* Страница

***

Географическое местонахождение было веским фактором в решении вопроса, что делать тогда, когда "независящие обстоятельства" угрожают свободе выбора, когда они обладают силой ограничить волю личности. Остаться в Скопье или в Софии в начале 20-х годов прошлого века решало проблему выживания и даже, с некоторыми оговорками, проблему сохранения академической карьеры. Отсутствие необходимых книг и изданий, необходимых для работы, также сыграло свою роль в выборе жеста молчания, как авторской судьбы. В таких условиях, по-видимому, нетрудно было дойти до заключения о том, что "просто теряется критерий для проверки собственных мыслей" [20, 69]. Пространство русской эмиграции приобрело иерархию именно по этому признаку: с экономической точки зрения жить в Скопье или в Софии было выгодно, однако, в начале 20-х гг. прошлого века Белград и Прага были маркером принадлежности к столичной науке.

"Масштабы у меня с Вами не совпадают. Вы еще можете мечтать о Фрейбурге или Париже, но для меня, после трех лет, проведенных в Скопле, и София рисуется чем-то вроде Парижа" [3, 113], подвел итоги своего пребывания в КСХС П.М. Бицилли. Из болгарской столицы Клавдия Васильевна заметила, как изменились представления брата Георгия: "Какая разница в масштабах – для тебя скучная, пыльная Прага, а для нас по теперешнему нашему положению она – вроде Парижа" [20, 82].

***

* Данные
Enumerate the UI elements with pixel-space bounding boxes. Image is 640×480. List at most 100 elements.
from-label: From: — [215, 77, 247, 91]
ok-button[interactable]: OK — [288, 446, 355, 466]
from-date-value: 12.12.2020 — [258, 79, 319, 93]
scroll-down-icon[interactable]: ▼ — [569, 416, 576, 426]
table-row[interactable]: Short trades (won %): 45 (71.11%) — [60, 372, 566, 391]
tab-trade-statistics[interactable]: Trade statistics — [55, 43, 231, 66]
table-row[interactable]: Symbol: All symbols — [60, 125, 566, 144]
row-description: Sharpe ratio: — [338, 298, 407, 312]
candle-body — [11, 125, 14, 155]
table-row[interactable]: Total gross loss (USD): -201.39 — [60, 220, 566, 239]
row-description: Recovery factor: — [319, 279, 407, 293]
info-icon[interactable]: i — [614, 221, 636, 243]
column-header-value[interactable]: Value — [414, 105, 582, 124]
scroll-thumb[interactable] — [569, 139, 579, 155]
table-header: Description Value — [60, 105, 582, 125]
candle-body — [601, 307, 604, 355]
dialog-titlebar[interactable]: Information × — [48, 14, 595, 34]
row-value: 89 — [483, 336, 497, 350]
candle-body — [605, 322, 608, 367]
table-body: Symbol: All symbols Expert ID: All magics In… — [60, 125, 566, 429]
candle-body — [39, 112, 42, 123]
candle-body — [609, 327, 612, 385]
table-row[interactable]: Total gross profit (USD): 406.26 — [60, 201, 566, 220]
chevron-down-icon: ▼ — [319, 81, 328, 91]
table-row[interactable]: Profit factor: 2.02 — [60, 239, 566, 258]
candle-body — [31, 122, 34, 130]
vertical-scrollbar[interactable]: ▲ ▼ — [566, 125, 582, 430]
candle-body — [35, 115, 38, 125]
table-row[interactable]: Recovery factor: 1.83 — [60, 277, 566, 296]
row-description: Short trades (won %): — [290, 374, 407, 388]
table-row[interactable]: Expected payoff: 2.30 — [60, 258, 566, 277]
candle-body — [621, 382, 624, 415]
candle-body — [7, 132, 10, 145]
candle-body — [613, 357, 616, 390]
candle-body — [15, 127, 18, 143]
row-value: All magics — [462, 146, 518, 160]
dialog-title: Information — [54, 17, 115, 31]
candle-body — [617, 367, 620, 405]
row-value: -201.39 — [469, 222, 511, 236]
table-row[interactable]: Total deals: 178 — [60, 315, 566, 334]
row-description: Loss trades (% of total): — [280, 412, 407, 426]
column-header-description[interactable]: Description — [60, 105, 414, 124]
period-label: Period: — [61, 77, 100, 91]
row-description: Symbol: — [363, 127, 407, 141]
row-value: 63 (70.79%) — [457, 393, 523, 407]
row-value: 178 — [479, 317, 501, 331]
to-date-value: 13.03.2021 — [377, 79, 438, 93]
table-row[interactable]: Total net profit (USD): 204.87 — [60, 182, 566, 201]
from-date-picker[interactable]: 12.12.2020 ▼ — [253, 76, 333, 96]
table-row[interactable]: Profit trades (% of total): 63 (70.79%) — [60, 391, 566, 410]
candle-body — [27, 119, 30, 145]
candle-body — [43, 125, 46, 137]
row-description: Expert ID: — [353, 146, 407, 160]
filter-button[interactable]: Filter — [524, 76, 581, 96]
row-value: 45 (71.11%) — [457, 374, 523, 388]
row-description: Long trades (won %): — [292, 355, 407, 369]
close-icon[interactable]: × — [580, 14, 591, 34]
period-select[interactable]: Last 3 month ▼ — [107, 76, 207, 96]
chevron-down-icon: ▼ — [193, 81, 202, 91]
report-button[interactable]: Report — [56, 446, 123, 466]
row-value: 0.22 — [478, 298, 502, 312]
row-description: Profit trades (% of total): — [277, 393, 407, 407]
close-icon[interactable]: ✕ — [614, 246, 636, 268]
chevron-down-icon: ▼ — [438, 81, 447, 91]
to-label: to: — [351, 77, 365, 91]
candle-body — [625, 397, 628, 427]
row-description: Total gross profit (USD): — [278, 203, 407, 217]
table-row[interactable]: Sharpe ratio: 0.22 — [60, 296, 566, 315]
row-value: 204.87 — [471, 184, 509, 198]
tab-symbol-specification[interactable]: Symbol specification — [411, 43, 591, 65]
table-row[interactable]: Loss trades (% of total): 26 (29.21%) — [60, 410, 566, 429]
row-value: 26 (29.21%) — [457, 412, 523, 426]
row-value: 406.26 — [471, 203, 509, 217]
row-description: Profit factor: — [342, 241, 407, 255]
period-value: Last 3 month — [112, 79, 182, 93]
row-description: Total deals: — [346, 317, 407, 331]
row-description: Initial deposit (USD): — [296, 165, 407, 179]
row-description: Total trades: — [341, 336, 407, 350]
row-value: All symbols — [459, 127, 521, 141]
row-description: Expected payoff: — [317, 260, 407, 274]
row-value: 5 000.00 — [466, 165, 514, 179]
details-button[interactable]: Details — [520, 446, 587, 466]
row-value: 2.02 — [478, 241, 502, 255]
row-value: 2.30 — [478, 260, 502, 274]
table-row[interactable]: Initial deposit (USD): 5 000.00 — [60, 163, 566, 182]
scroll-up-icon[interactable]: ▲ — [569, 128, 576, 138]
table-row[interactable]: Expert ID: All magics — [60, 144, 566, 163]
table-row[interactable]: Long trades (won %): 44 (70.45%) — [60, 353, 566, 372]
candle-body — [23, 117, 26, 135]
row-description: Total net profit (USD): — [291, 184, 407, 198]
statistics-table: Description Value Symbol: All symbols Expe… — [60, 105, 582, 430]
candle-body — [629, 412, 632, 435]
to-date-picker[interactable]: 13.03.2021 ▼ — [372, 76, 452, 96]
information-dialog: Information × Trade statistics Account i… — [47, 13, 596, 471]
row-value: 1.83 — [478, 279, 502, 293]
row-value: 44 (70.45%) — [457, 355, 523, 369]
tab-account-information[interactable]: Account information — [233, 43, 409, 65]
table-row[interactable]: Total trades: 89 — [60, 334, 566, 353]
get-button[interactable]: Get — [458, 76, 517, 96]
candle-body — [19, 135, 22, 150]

***

* Условие задания
Выпишите дословно из текста о русской эмиграции всё, начиная со слов «Географическое местонахождение было» и вниз до слов «к столичной науке.» включительно.

* Ответ
Географическое местонахождение было веским фактором в решении вопроса, что делать тогда, когда "независящие обстоятельства" угрожают свободе выбора, когда они обладают силой ограничить волю личности. Остаться в Скопье или в Софии в начале 20-х годов прошлого века решало проблему выживания и даже, с некоторыми оговорками, проблему сохранения академической карьеры. Отсутствие необходимых книг и изданий, необходимых для работы, также сыграло свою роль в выборе жеста молчания, как авторской судьбы. В таких условиях, по-видимому, нетрудно было дойти до заключения о том, что "просто теряется критерий для проверки собственных мыслей" [20, 69]. Пространство русской эмиграции приобрело иерархию именно по этому признаку: с экономической точки зрения жить в Скопье или в Софии было выгодно, однако, в начале 20-х гг. прошлого века Белград и Прага были маркером принадлежности к столичной науке.